**Task objective**
Exact reproduction is required for all entries.

++++++++++

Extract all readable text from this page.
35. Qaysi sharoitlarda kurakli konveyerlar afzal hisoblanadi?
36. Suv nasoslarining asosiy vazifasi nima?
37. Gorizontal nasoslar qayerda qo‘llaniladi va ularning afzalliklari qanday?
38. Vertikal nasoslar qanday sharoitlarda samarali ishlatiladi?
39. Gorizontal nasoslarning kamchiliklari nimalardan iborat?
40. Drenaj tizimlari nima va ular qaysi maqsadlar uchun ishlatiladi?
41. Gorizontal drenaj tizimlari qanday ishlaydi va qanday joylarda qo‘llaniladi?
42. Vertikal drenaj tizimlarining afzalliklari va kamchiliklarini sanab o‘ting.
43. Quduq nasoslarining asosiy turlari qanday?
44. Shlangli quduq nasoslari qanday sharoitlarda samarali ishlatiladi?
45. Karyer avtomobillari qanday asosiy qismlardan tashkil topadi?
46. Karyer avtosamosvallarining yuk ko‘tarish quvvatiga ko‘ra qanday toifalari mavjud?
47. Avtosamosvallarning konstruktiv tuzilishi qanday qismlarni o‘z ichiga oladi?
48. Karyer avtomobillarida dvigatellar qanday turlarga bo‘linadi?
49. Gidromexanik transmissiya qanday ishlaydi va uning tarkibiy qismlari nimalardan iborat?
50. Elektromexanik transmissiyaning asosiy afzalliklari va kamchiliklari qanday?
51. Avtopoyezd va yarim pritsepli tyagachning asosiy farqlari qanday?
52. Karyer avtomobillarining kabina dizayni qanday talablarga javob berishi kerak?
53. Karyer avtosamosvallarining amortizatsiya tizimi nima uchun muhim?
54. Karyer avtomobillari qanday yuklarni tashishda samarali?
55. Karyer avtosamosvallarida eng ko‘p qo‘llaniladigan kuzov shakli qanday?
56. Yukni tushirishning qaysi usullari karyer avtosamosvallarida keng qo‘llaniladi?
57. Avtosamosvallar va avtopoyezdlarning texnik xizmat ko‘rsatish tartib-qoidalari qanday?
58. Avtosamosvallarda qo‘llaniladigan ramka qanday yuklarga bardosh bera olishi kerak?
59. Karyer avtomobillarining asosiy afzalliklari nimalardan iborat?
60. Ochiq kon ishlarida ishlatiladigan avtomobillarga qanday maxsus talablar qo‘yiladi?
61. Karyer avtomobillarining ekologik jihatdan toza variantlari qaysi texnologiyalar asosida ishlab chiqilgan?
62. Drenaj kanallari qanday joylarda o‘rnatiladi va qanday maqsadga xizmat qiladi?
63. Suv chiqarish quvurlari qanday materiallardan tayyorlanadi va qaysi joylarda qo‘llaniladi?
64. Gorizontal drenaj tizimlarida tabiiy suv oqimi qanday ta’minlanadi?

++++++++++

**Exercise result**
Extract all readable text from this page.
35. Qaysi sharoitlarda kurakli konveyerlar afzal hisoblanadi?
36. Suv nasoslarining asosiy vazifasi nima?
37. Gorizontal nasoslar qayerda qo‘llaniladi va ularning afzalliklari qanday?
38. Vertikal nasoslar qanday sharoitlarda samarali ishlatiladi?
39. Gorizontal nasoslarning kamchiliklari nimalardan iborat?
40. Drenaj tizimlari nima va ular qaysi maqsadlar uchun ishlatiladi?
41. Gorizontal drenaj tizimlari qanday ishlaydi va qanday joylarda qo‘llaniladi?
42. Vertikal drenaj tizimlarining afzalliklari va kamchiliklarini sanab o‘ting.
43. Quduq nasoslarining asosiy turlari qanday?
44. Shlangli quduq nasoslari qanday sharoitlarda samarali ishlatiladi?
45. Karyer avtomobillari qanday asosiy qismlardan tashkil topadi?
46. Karyer avtosamosvallarining yuk ko‘tarish quvvatiga ko‘ra qanday toifalari mavjud?
47. Avtosamosvallarning konstruktiv tuzilishi qanday qismlarni o‘z ichiga oladi?
48. Karyer avtomobillarida dvigatellar qanday turlarga bo‘linadi?
49. Gidromexanik transmissiya qanday ishlaydi va uning tarkibiy qismlari nimalardan iborat?
50. Elektromexanik transmissiyaning asosiy afzalliklari va kamchiliklari qanday?
51. Avtopoyezd va yarim pritsepli tyagachning asosiy farqlari qanday?
52. Karyer avtomobillarining kabina dizayni qanday talablarga javob berishi kerak?
53. Karyer avtosamosvallarining amortizatsiya tizimi nima uchun muhim?
54. Karyer avtomobillari qanday yuklarni tashishda samarali?
55. Karyer avtosamosvallarida eng ko‘p qo‘llaniladigan kuzov shakli qanday?
56. Yukni tushirishning qaysi usullari karyer avtosamosvallarida keng qo‘llaniladi?
57. Avtosamosvallar va avtopoyezdlarning texnik xizmat ko‘rsatish tartib-qoidalari qanday?
58. Avtosamosvallarda qo‘llaniladigan ramka qanday yuklarga bardosh bera olishi kerak?
59. Karyer avtomobillarining asosiy afzalliklari nimalardan iborat?
60. Ochiq kon ishlarida ishlatiladigan avtomobillarga qanday maxsus talablar qo‘yiladi?
61. Karyer avtomobillarining ekologik jihatdan toza variantlari qaysi texnologiyalar asosida ishlab chiqilgan?
62. Drenaj kanallari qanday joylarda o‘rnatiladi va qanday maqsadga xizmat qiladi?
63. Suv chiqarish quvurlari qanday materiallardan tayyorlanadi va qaysi joylarda qo‘llaniladi?
64. Gorizontal drenaj tizimlarida tabiiy suv oqimi qanday ta’minlanadi?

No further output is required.